Return the records word for word. Any pictures in them are not part of the copy.

[Start MATERIAL SUPPLIED]

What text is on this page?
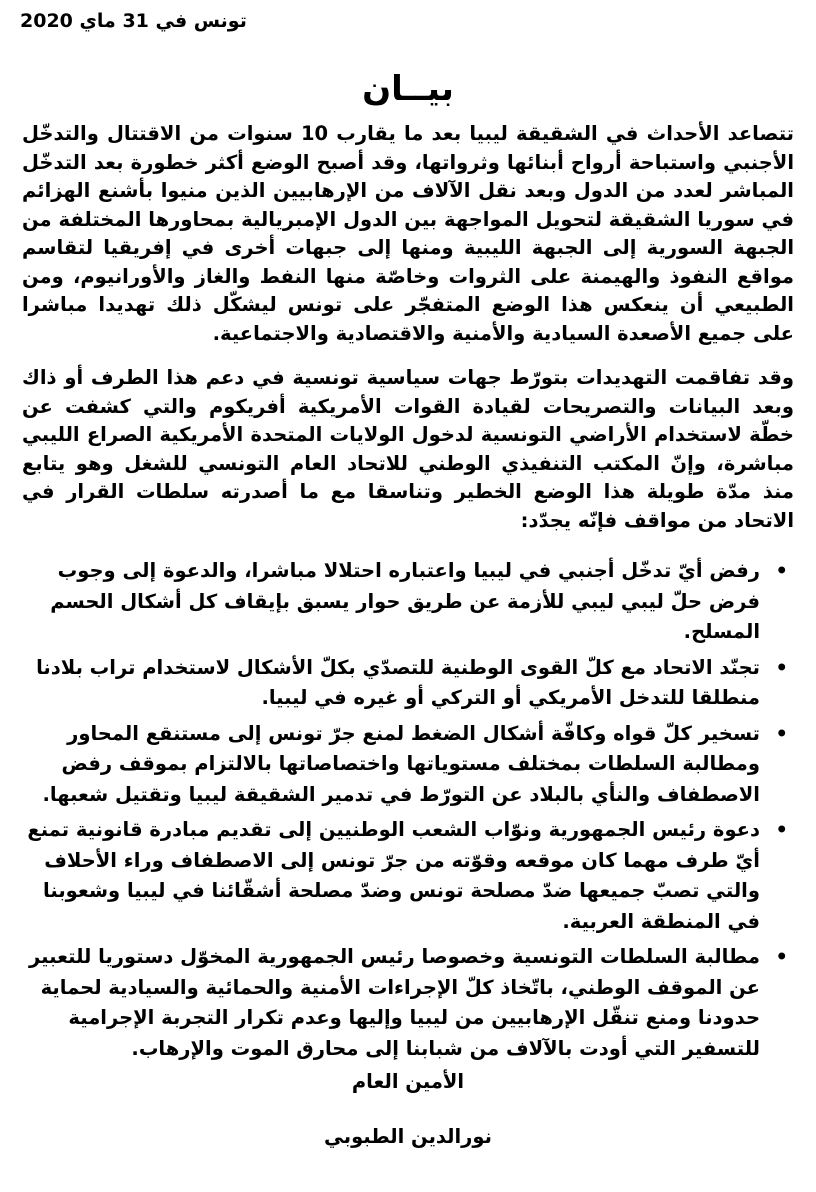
تونس في 31 ماي 2020
بيــان

تتصاعد الأحداث في الشقيقة ليبيا بعد ما يقارب 10 سنوات من الاقتتال والتدخّل الأجنبي واستباحة أرواح أبنائها وثرواتها، وقد أصبح الوضع أكثر خطورة بعد التدخّل المباشر لعدد من الدول وبعد نقل الآلاف من الإرهابيين الذين منيوا بأشنع الهزائم في سوريا الشقيقة لتحويل المواجهة بين الدول الإمبريالية بمحاورها المختلفة من الجبهة السورية إلى الجبهة الليبية ومنها إلى جبهات أخرى في إفريقيا لتقاسم مواقع النفوذ والهيمنة على الثروات وخاصّة منها النفط والغاز والأورانيوم، ومن الطبيعي أن ينعكس هذا الوضع المتفجّر على تونس ليشكّل ذلك تهديدا مباشرا على جميع الأصعدة السيادية والأمنية والاقتصادية والاجتماعية.

وقد تفاقمت التهديدات بتورّط جهات سياسية تونسية في دعم هذا الطرف أو ذاك وبعد البيانات والتصريحات لقيادة القوات الأمريكية أفريكوم والتي كشفت عن خطّة لاستخدام الأراضي التونسية لدخول الولايات المتحدة الأمريكية الصراع الليبي مباشرة، وإنّ المكتب التنفيذي الوطني للاتحاد العام التونسي للشغل وهو يتابع منذ مدّة طويلة هذا الوضع الخطير وتناسقا مع ما أصدرته سلطات القرار في الاتحاد من مواقف فإنّه يجدّد:

•
رفض أيّ تدخّل أجنبي في ليبيا واعتباره احتلالا مباشرا، والدعوة إلى وجوب فرض حلّ ليبي ليبي للأزمة عن طريق حوار يسبق بإيقاف كل أشكال الحسم المسلح.
•
تجنّد الاتحاد مع كلّ القوى الوطنية للتصدّي بكلّ الأشكال لاستخدام تراب بلادنا منطلقا للتدخل الأمريكي أو التركي أو غيره في ليبيا.
•
تسخير كلّ قواه وكافّة أشكال الضغط لمنع جرّ تونس إلى مستنقع المحاور ومطالبة السلطات بمختلف مستوياتها واختصاصاتها بالالتزام بموقف رفض الاصطفاف والنأي بالبلاد عن التورّط في تدمير الشقيقة ليبيا وتقتيل شعبها.
•
دعوة رئيس الجمهورية ونوّاب الشعب الوطنيين إلى تقديم مبادرة قانونية تمنع أيّ طرف مهما كان موقعه وقوّته من جرّ تونس إلى الاصطفاف وراء الأحلاف والتي تصبّ جميعها ضدّ مصلحة تونس وضدّ مصلحة أشقّائنا في ليبيا وشعوبنا في المنطقة العربية.
•
مطالبة السلطات التونسية وخصوصا رئيس الجمهورية المخوّل دستوريا للتعبير عن الموقف الوطني، باتّخاذ كلّ الإجراءات الأمنية والحمائية والسيادية لحماية حدودنا ومنع تنقّل الإرهابيين من ليبيا وإليها وعدم تكرار التجربة الإجرامية للتسفير التي أودت بالآلاف من شبابنا إلى محارق الموت والإرهاب.
الأمين العام
نورالدين الطبوبي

[End MATERIAL SUPPLIED]

**WRITTEN RESPONSE:**
What text is on this page?
تونس في 31 ماي 2020
بيــان

تتصاعد الأحداث في الشقيقة ليبيا بعد ما يقارب 10 سنوات من الاقتتال والتدخّل الأجنبي واستباحة أرواح أبنائها وثرواتها، وقد أصبح الوضع أكثر خطورة بعد التدخّل المباشر لعدد من الدول وبعد نقل الآلاف من الإرهابيين الذين منيوا بأشنع الهزائم في سوريا الشقيقة لتحويل المواجهة بين الدول الإمبريالية بمحاورها المختلفة من الجبهة السورية إلى الجبهة الليبية ومنها إلى جبهات أخرى في إفريقيا لتقاسم مواقع النفوذ والهيمنة على الثروات وخاصّة منها النفط والغاز والأورانيوم، ومن الطبيعي أن ينعكس هذا الوضع المتفجّر على تونس ليشكّل ذلك تهديدا مباشرا على جميع الأصعدة السيادية والأمنية والاقتصادية والاجتماعية.

وقد تفاقمت التهديدات بتورّط جهات سياسية تونسية في دعم هذا الطرف أو ذاك وبعد البيانات والتصريحات لقيادة القوات الأمريكية أفريكوم والتي كشفت عن خطّة لاستخدام الأراضي التونسية لدخول الولايات المتحدة الأمريكية الصراع الليبي مباشرة، وإنّ المكتب التنفيذي الوطني للاتحاد العام التونسي للشغل وهو يتابع منذ مدّة طويلة هذا الوضع الخطير وتناسقا مع ما أصدرته سلطات القرار في الاتحاد من مواقف فإنّه يجدّد:

•
رفض أيّ تدخّل أجنبي في ليبيا واعتباره احتلالا مباشرا، والدعوة إلى وجوب فرض حلّ ليبي ليبي للأزمة عن طريق حوار يسبق بإيقاف كل أشكال الحسم المسلح.
•
تجنّد الاتحاد مع كلّ القوى الوطنية للتصدّي بكلّ الأشكال لاستخدام تراب بلادنا منطلقا للتدخل الأمريكي أو التركي أو غيره في ليبيا.
•
تسخير كلّ قواه وكافّة أشكال الضغط لمنع جرّ تونس إلى مستنقع المحاور ومطالبة السلطات بمختلف مستوياتها واختصاصاتها بالالتزام بموقف رفض الاصطفاف والنأي بالبلاد عن التورّط في تدمير الشقيقة ليبيا وتقتيل شعبها.
•
دعوة رئيس الجمهورية ونوّاب الشعب الوطنيين إلى تقديم مبادرة قانونية تمنع أيّ طرف مهما كان موقعه وقوّته من جرّ تونس إلى الاصطفاف وراء الأحلاف والتي تصبّ جميعها ضدّ مصلحة تونس وضدّ مصلحة أشقّائنا في ليبيا وشعوبنا في المنطقة العربية.
•
مطالبة السلطات التونسية وخصوصا رئيس الجمهورية المخوّل دستوريا للتعبير عن الموقف الوطني، باتّخاذ كلّ الإجراءات الأمنية والحمائية والسيادية لحماية حدودنا ومنع تنقّل الإرهابيين من ليبيا وإليها وعدم تكرار التجربة الإجرامية للتسفير التي أودت بالآلاف من شبابنا إلى محارق الموت والإرهاب.
الأمين العام
نورالدين الطبوبي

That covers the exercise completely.